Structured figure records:
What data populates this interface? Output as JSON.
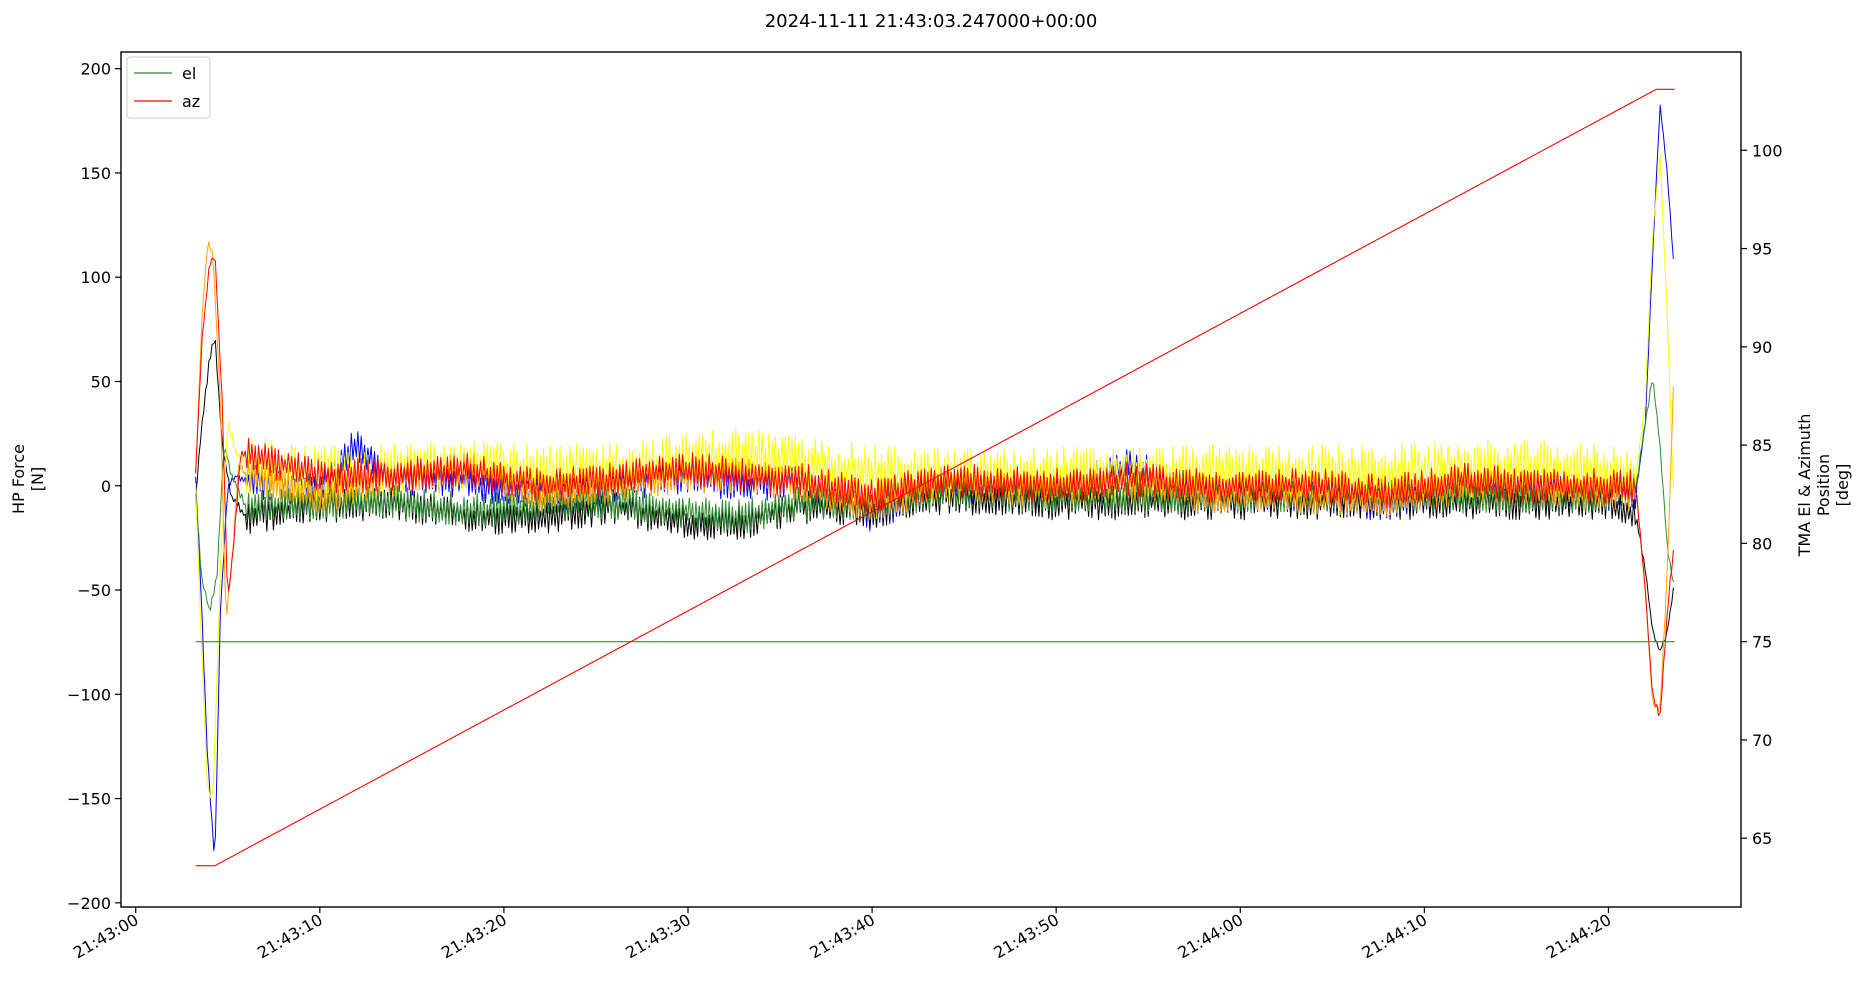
{
  "chart_data": {
    "type": "line",
    "title": "2024-11-11 21:43:03.247000+00:00",
    "ylabel_left": [
      "HP Force",
      "[N]"
    ],
    "ylabel_right": [
      "TMA El & Azimuth",
      "Position",
      "[deg]"
    ],
    "xlabel": "",
    "xlim_seconds_after": {
      "origin": "21:43:00",
      "range": [
        -0.8,
        87.2
      ]
    },
    "x_ticks": [
      {
        "s": 0,
        "label": "21:43:00"
      },
      {
        "s": 10,
        "label": "21:43:10"
      },
      {
        "s": 20,
        "label": "21:43:20"
      },
      {
        "s": 30,
        "label": "21:43:30"
      },
      {
        "s": 40,
        "label": "21:43:40"
      },
      {
        "s": 50,
        "label": "21:43:50"
      },
      {
        "s": 60,
        "label": "21:44:00"
      },
      {
        "s": 70,
        "label": "21:44:10"
      },
      {
        "s": 80,
        "label": "21:44:20"
      }
    ],
    "ylim_left": [
      -202,
      208
    ],
    "yticks_left": [
      -200,
      -150,
      -100,
      -50,
      0,
      50,
      100,
      150,
      200
    ],
    "ylim_right": [
      61.5,
      105
    ],
    "yticks_right": [
      65,
      70,
      75,
      80,
      85,
      90,
      95,
      100
    ],
    "grid": false,
    "legend_position": "top-left",
    "legend": [
      {
        "name": "el",
        "color": "#2e8b2e"
      },
      {
        "name": "az",
        "color": "#ff0000"
      }
    ],
    "position_series": [
      {
        "name": "el",
        "axis": "right",
        "color": "#2e8b2e",
        "x": [
          3.25,
          83.6
        ],
        "y": [
          75.0,
          75.0
        ]
      },
      {
        "name": "az",
        "axis": "right",
        "color": "#ff0000",
        "x": [
          3.25,
          4.3,
          82.6,
          83.6
        ],
        "y": [
          63.6,
          63.6,
          103.1,
          103.1
        ]
      }
    ],
    "force_series": [
      {
        "color": "#0000ff",
        "keys": [
          [
            3.25,
            3
          ],
          [
            3.5,
            -40
          ],
          [
            3.9,
            -130
          ],
          [
            4.3,
            -182
          ],
          [
            4.6,
            -60
          ],
          [
            5.0,
            0
          ],
          [
            5.5,
            5
          ],
          [
            6,
            2
          ],
          [
            10,
            -2
          ],
          [
            12,
            20
          ],
          [
            14,
            4
          ],
          [
            18,
            2
          ],
          [
            22,
            -5
          ],
          [
            26,
            0
          ],
          [
            30,
            5
          ],
          [
            33,
            0
          ],
          [
            36,
            3
          ],
          [
            40,
            -14
          ],
          [
            44,
            0
          ],
          [
            50,
            -3
          ],
          [
            54,
            10
          ],
          [
            58,
            -5
          ],
          [
            64,
            -5
          ],
          [
            68,
            -10
          ],
          [
            72,
            0
          ],
          [
            76,
            -3
          ],
          [
            80,
            -5
          ],
          [
            81.5,
            -3
          ],
          [
            82,
            30
          ],
          [
            82.4,
            110
          ],
          [
            82.8,
            183
          ],
          [
            83.2,
            150
          ],
          [
            83.6,
            100
          ]
        ]
      },
      {
        "color": "#000000",
        "keys": [
          [
            3.25,
            -5
          ],
          [
            3.6,
            30
          ],
          [
            4.0,
            60
          ],
          [
            4.3,
            72
          ],
          [
            4.7,
            20
          ],
          [
            5.2,
            -5
          ],
          [
            6,
            -15
          ],
          [
            10,
            -10
          ],
          [
            14,
            -8
          ],
          [
            18,
            -15
          ],
          [
            22,
            -15
          ],
          [
            26,
            -10
          ],
          [
            30,
            -18
          ],
          [
            33,
            -18
          ],
          [
            36,
            -10
          ],
          [
            40,
            -12
          ],
          [
            44,
            -5
          ],
          [
            50,
            -8
          ],
          [
            54,
            -8
          ],
          [
            58,
            -8
          ],
          [
            64,
            -8
          ],
          [
            68,
            -8
          ],
          [
            72,
            -8
          ],
          [
            76,
            -8
          ],
          [
            80,
            -8
          ],
          [
            81.5,
            -15
          ],
          [
            82,
            -40
          ],
          [
            82.4,
            -70
          ],
          [
            82.8,
            -80
          ],
          [
            83.2,
            -70
          ],
          [
            83.6,
            -45
          ]
        ]
      },
      {
        "color": "#2e8b2e",
        "keys": [
          [
            3.25,
            -5
          ],
          [
            3.6,
            -45
          ],
          [
            4.0,
            -60
          ],
          [
            4.4,
            -45
          ],
          [
            4.8,
            20
          ],
          [
            5.2,
            5
          ],
          [
            6,
            -10
          ],
          [
            10,
            -8
          ],
          [
            14,
            -8
          ],
          [
            18,
            -12
          ],
          [
            22,
            -10
          ],
          [
            26,
            -8
          ],
          [
            30,
            -12
          ],
          [
            33,
            -15
          ],
          [
            36,
            -8
          ],
          [
            40,
            -8
          ],
          [
            44,
            -3
          ],
          [
            50,
            -5
          ],
          [
            54,
            -5
          ],
          [
            58,
            -5
          ],
          [
            64,
            -5
          ],
          [
            68,
            -5
          ],
          [
            72,
            -5
          ],
          [
            76,
            -5
          ],
          [
            80,
            -5
          ],
          [
            81.5,
            0
          ],
          [
            82,
            30
          ],
          [
            82.4,
            52
          ],
          [
            82.8,
            20
          ],
          [
            83.2,
            -30
          ],
          [
            83.6,
            -50
          ]
        ]
      },
      {
        "color": "#ffff00",
        "keys": [
          [
            3.25,
            0
          ],
          [
            3.5,
            -60
          ],
          [
            3.9,
            -145
          ],
          [
            4.2,
            -150
          ],
          [
            4.6,
            -40
          ],
          [
            5.0,
            30
          ],
          [
            5.5,
            15
          ],
          [
            6,
            10
          ],
          [
            10,
            5
          ],
          [
            14,
            6
          ],
          [
            18,
            12
          ],
          [
            22,
            5
          ],
          [
            26,
            8
          ],
          [
            30,
            12
          ],
          [
            33,
            15
          ],
          [
            36,
            10
          ],
          [
            40,
            6
          ],
          [
            44,
            4
          ],
          [
            50,
            5
          ],
          [
            54,
            5
          ],
          [
            58,
            6
          ],
          [
            64,
            6
          ],
          [
            68,
            6
          ],
          [
            72,
            8
          ],
          [
            76,
            8
          ],
          [
            80,
            6
          ],
          [
            81.5,
            5
          ],
          [
            82,
            40
          ],
          [
            82.4,
            120
          ],
          [
            82.8,
            160
          ],
          [
            83.2,
            80
          ],
          [
            83.6,
            -20
          ]
        ]
      },
      {
        "color": "#ffa500",
        "keys": [
          [
            3.25,
            5
          ],
          [
            3.6,
            80
          ],
          [
            3.9,
            117
          ],
          [
            4.2,
            110
          ],
          [
            4.6,
            40
          ],
          [
            4.9,
            -65
          ],
          [
            5.2,
            -40
          ],
          [
            5.6,
            10
          ],
          [
            6,
            5
          ],
          [
            10,
            -5
          ],
          [
            14,
            5
          ],
          [
            18,
            8
          ],
          [
            22,
            -5
          ],
          [
            26,
            0
          ],
          [
            30,
            5
          ],
          [
            33,
            5
          ],
          [
            36,
            0
          ],
          [
            40,
            -10
          ],
          [
            44,
            2
          ],
          [
            50,
            -3
          ],
          [
            54,
            2
          ],
          [
            58,
            -5
          ],
          [
            64,
            -5
          ],
          [
            68,
            -8
          ],
          [
            72,
            0
          ],
          [
            76,
            -2
          ],
          [
            80,
            -3
          ],
          [
            81.5,
            -3
          ],
          [
            82,
            -50
          ],
          [
            82.4,
            -105
          ],
          [
            82.8,
            -108
          ],
          [
            83.2,
            -40
          ],
          [
            83.6,
            65
          ]
        ]
      },
      {
        "color": "#ff0000",
        "keys": [
          [
            3.25,
            5
          ],
          [
            3.6,
            70
          ],
          [
            4.0,
            105
          ],
          [
            4.3,
            112
          ],
          [
            4.7,
            40
          ],
          [
            5.0,
            -55
          ],
          [
            5.3,
            -30
          ],
          [
            5.7,
            15
          ],
          [
            6,
            15
          ],
          [
            10,
            5
          ],
          [
            14,
            5
          ],
          [
            18,
            8
          ],
          [
            22,
            0
          ],
          [
            26,
            3
          ],
          [
            30,
            8
          ],
          [
            33,
            5
          ],
          [
            36,
            3
          ],
          [
            40,
            -5
          ],
          [
            44,
            3
          ],
          [
            50,
            0
          ],
          [
            54,
            3
          ],
          [
            58,
            0
          ],
          [
            64,
            0
          ],
          [
            68,
            -3
          ],
          [
            72,
            3
          ],
          [
            76,
            0
          ],
          [
            80,
            0
          ],
          [
            81.5,
            0
          ],
          [
            82,
            -50
          ],
          [
            82.4,
            -100
          ],
          [
            82.8,
            -112
          ],
          [
            83.2,
            -60
          ],
          [
            83.6,
            -25
          ]
        ]
      }
    ]
  }
}
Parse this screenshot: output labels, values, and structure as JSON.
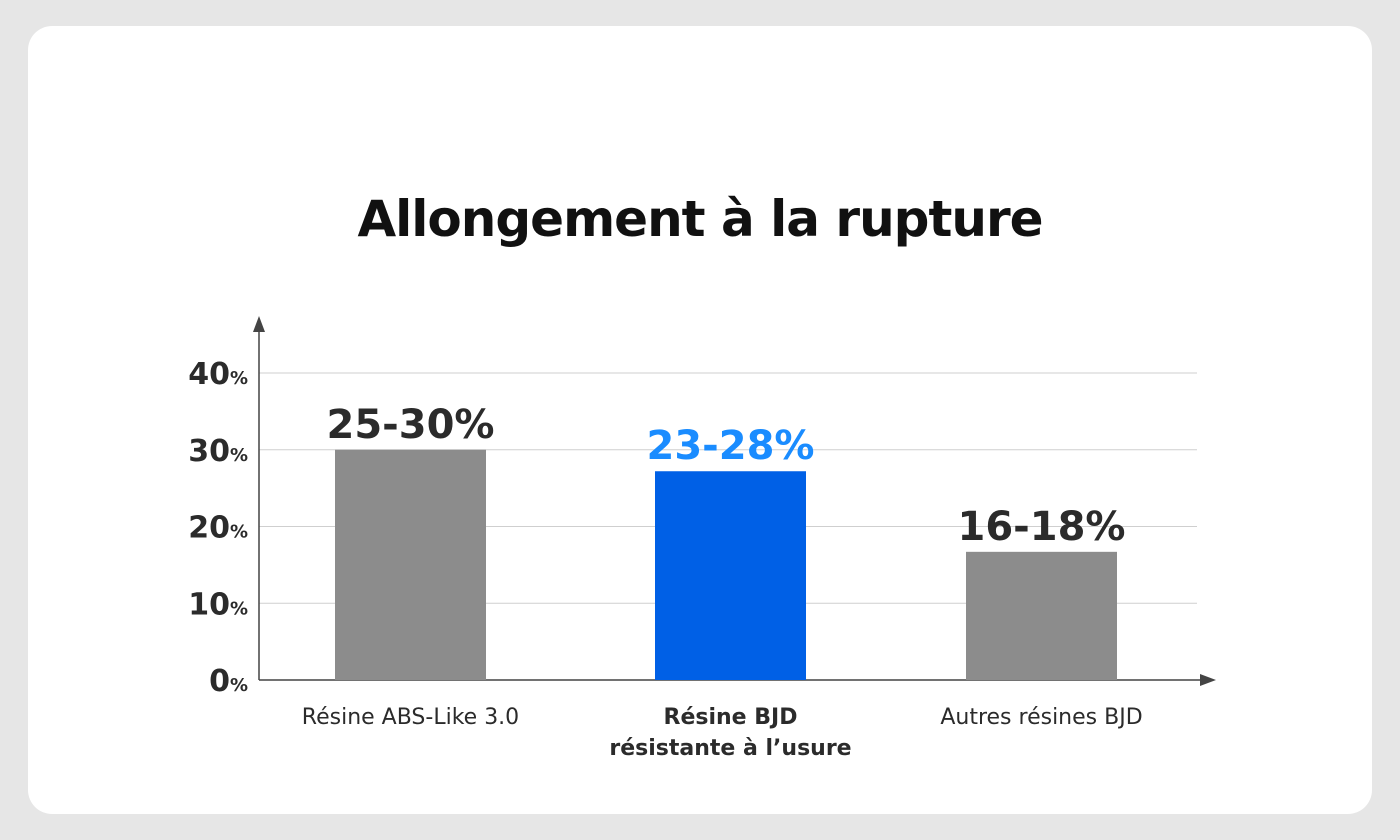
{
  "chart_data": {
    "type": "bar",
    "title": "Allongement à la rupture",
    "xlabel": "",
    "ylabel": "",
    "ylim": [
      0,
      40
    ],
    "yticks": [
      0,
      10,
      20,
      30,
      40
    ],
    "ytick_unit": "%",
    "grid": true,
    "categories": [
      [
        "Résine ABS-Like 3.0"
      ],
      [
        "Résine BJD",
        "résistante à l’usure"
      ],
      [
        "Autres résines BJD"
      ]
    ],
    "category_bold": [
      false,
      true,
      false
    ],
    "values": [
      30,
      27.2,
      16.7
    ],
    "data_labels": [
      "25-30%",
      "23-28%",
      "16-18%"
    ],
    "bar_colors": [
      "#8c8c8c",
      "#0060e6",
      "#8c8c8c"
    ],
    "label_colors": [
      "#2b2b2b",
      "#1a8cff",
      "#2b2b2b"
    ]
  }
}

[THE REQUEST]
Which lines hold the word "values"? Copy all of them.

[RESULT OF THE EXERCISE]
Parse this screenshot: output labels, values, and structure as JSON.
    "values": [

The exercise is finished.